### Exercise objective
The listing beneath should be written out in full, exactly as shown.
Start
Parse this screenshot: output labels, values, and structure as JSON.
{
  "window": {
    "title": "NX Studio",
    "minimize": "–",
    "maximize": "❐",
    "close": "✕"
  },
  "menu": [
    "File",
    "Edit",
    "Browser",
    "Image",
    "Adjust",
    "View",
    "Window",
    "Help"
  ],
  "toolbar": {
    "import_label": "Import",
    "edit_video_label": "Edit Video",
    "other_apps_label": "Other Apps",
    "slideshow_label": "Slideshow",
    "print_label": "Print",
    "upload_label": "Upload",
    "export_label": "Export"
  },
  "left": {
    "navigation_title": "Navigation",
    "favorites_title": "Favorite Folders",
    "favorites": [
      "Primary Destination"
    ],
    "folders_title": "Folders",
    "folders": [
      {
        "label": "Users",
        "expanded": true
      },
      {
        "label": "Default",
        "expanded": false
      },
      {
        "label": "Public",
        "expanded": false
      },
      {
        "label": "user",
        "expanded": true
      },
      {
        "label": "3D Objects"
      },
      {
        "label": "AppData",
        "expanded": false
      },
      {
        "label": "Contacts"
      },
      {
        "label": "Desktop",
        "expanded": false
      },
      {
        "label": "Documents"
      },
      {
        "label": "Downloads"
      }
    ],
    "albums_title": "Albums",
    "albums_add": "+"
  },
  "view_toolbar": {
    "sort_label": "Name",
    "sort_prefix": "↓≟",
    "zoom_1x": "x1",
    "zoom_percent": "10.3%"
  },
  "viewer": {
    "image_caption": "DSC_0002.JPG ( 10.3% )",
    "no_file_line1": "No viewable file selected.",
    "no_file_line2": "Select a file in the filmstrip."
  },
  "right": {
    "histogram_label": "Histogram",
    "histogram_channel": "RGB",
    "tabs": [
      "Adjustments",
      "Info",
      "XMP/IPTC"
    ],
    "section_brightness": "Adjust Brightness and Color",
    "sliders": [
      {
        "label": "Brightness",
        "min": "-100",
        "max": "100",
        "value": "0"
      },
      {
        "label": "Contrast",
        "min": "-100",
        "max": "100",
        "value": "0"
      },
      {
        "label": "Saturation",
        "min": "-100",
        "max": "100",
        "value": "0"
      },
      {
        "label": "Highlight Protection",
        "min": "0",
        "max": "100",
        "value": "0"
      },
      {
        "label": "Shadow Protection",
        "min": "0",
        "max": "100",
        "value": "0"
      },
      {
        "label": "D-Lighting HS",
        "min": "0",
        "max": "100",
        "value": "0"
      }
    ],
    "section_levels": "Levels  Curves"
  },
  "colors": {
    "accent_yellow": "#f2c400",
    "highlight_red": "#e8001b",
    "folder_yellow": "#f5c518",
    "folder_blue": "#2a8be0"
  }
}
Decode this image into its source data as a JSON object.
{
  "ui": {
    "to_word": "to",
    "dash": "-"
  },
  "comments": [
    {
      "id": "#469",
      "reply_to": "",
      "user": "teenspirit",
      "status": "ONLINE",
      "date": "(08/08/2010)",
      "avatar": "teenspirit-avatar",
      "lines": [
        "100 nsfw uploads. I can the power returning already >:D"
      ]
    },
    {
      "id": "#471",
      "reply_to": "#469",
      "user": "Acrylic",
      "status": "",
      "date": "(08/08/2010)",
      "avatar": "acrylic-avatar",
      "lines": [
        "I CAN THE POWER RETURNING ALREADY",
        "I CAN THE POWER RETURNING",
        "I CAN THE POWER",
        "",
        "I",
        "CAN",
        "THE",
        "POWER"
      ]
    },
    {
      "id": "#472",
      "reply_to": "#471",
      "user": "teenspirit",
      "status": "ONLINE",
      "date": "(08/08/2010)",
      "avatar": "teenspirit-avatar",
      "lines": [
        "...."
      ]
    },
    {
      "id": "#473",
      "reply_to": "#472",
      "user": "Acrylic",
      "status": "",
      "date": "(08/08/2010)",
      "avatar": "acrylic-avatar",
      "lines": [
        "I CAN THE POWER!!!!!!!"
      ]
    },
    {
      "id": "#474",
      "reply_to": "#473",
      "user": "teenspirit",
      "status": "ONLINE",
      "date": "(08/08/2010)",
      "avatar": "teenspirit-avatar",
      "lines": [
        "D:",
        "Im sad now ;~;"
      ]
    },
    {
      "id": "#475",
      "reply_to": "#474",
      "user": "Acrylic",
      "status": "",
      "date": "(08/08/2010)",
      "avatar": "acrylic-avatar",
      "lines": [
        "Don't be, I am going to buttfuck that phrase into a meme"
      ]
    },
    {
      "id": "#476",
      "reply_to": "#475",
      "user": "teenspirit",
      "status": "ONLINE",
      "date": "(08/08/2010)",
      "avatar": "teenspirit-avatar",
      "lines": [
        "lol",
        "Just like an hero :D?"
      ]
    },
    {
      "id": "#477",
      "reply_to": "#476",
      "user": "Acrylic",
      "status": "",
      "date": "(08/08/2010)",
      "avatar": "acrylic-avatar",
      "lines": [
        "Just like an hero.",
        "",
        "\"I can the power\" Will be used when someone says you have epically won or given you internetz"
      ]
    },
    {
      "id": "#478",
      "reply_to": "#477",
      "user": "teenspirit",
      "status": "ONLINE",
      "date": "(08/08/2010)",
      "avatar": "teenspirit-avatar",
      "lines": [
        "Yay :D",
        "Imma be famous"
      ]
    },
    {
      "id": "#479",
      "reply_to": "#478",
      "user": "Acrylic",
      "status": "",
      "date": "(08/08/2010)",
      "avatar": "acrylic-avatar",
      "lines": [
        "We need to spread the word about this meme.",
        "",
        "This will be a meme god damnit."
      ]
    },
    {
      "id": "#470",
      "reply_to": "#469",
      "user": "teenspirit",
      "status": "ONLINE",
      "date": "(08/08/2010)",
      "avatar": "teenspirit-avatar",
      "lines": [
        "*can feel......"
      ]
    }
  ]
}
End
### Output of the task
Parse this screenshot: output labels, values, and structure as JSON.
{
  "window": {
    "title": "NX Studio",
    "minimize": "–",
    "maximize": "❐",
    "close": "✕"
  },
  "menu": [
    "File",
    "Edit",
    "Browser",
    "Image",
    "Adjust",
    "View",
    "Window",
    "Help"
  ],
  "toolbar": {
    "import_label": "Import",
    "edit_video_label": "Edit Video",
    "other_apps_label": "Other Apps",
    "slideshow_label": "Slideshow",
    "print_label": "Print",
    "upload_label": "Upload",
    "export_label": "Export"
  },
  "left": {
    "navigation_title": "Navigation",
    "favorites_title": "Favorite Folders",
    "favorites": [
      "Primary Destination"
    ],
    "folders_title": "Folders",
    "folders": [
      {
        "label": "Users",
        "expanded": true
      },
      {
        "label": "Default",
        "expanded": false
      },
      {
        "label": "Public",
        "expanded": false
      },
      {
        "label": "user",
        "expanded": true
      },
      {
        "label": "3D Objects"
      },
      {
        "label": "AppData",
        "expanded": false
      },
      {
        "label": "Contacts"
      },
      {
        "label": "Desktop",
        "expanded": false
      },
      {
        "label": "Documents"
      },
      {
        "label": "Downloads"
      }
    ],
    "albums_title": "Albums",
    "albums_add": "+"
  },
  "view_toolbar": {
    "sort_label": "Name",
    "sort_prefix": "↓≟",
    "zoom_1x": "x1",
    "zoom_percent": "10.3%"
  },
  "viewer": {
    "image_caption": "DSC_0002.JPG ( 10.3% )",
    "no_file_line1": "No viewable file selected.",
    "no_file_line2": "Select a file in the filmstrip."
  },
  "right": {
    "histogram_label": "Histogram",
    "histogram_channel": "RGB",
    "tabs": [
      "Adjustments",
      "Info",
      "XMP/IPTC"
    ],
    "section_brightness": "Adjust Brightness and Color",
    "sliders": [
      {
        "label": "Brightness",
        "min": "-100",
        "max": "100",
        "value": "0"
      },
      {
        "label": "Contrast",
        "min": "-100",
        "max": "100",
        "value": "0"
      },
      {
        "label": "Saturation",
        "min": "-100",
        "max": "100",
        "value": "0"
      },
      {
        "label": "Highlight Protection",
        "min": "0",
        "max": "100",
        "value": "0"
      },
      {
        "label": "Shadow Protection",
        "min": "0",
        "max": "100",
        "value": "0"
      },
      {
        "label": "D-Lighting HS",
        "min": "0",
        "max": "100",
        "value": "0"
      }
    ],
    "section_levels": "Levels  Curves"
  },
  "colors": {
    "accent_yellow": "#f2c400",
    "highlight_red": "#e8001b",
    "folder_yellow": "#f5c518",
    "folder_blue": "#2a8be0"
  }
}
Decode this image into its source data as a JSON object.
{
  "ui": {
    "to_word": "to",
    "dash": "-"
  },
  "comments": [
    {
      "id": "#469",
      "reply_to": "",
      "user": "teenspirit",
      "status": "ONLINE",
      "date": "(08/08/2010)",
      "avatar": "teenspirit-avatar",
      "lines": [
        "100 nsfw uploads. I can the power returning already >:D"
      ]
    },
    {
      "id": "#471",
      "reply_to": "#469",
      "user": "Acrylic",
      "status": "",
      "date": "(08/08/2010)",
      "avatar": "acrylic-avatar",
      "lines": [
        "I CAN THE POWER RETURNING ALREADY",
        "I CAN THE POWER RETURNING",
        "I CAN THE POWER",
        "",
        "I",
        "CAN",
        "THE",
        "POWER"
      ]
    },
    {
      "id": "#472",
      "reply_to": "#471",
      "user": "teenspirit",
      "status": "ONLINE",
      "date": "(08/08/2010)",
      "avatar": "teenspirit-avatar",
      "lines": [
        "...."
      ]
    },
    {
      "id": "#473",
      "reply_to": "#472",
      "user": "Acrylic",
      "status": "",
      "date": "(08/08/2010)",
      "avatar": "acrylic-avatar",
      "lines": [
        "I CAN THE POWER!!!!!!!"
      ]
    },
    {
      "id": "#474",
      "reply_to": "#473",
      "user": "teenspirit",
      "status": "ONLINE",
      "date": "(08/08/2010)",
      "avatar": "teenspirit-avatar",
      "lines": [
        "D:",
        "Im sad now ;~;"
      ]
    },
    {
      "id": "#475",
      "reply_to": "#474",
      "user": "Acrylic",
      "status": "",
      "date": "(08/08/2010)",
      "avatar": "acrylic-avatar",
      "lines": [
        "Don't be, I am going to buttfuck that phrase into a meme"
      ]
    },
    {
      "id": "#476",
      "reply_to": "#475",
      "user": "teenspirit",
      "status": "ONLINE",
      "date": "(08/08/2010)",
      "avatar": "teenspirit-avatar",
      "lines": [
        "lol",
        "Just like an hero :D?"
      ]
    },
    {
      "id": "#477",
      "reply_to": "#476",
      "user": "Acrylic",
      "status": "",
      "date": "(08/08/2010)",
      "avatar": "acrylic-avatar",
      "lines": [
        "Just like an hero.",
        "",
        "\"I can the power\" Will be used when someone says you have epically won or given you internetz"
      ]
    },
    {
      "id": "#478",
      "reply_to": "#477",
      "user": "teenspirit",
      "status": "ONLINE",
      "date": "(08/08/2010)",
      "avatar": "teenspirit-avatar",
      "lines": [
        "Yay :D",
        "Imma be famous"
      ]
    },
    {
      "id": "#479",
      "reply_to": "#478",
      "user": "Acrylic",
      "status": "",
      "date": "(08/08/2010)",
      "avatar": "acrylic-avatar",
      "lines": [
        "We need to spread the word about this meme.",
        "",
        "This will be a meme god damnit."
      ]
    },
    {
      "id": "#470",
      "reply_to": "#469",
      "user": "teenspirit",
      "status": "ONLINE",
      "date": "(08/08/2010)",
      "avatar": "teenspirit-avatar",
      "lines": [
        "*can feel......"
      ]
    }
  ]
}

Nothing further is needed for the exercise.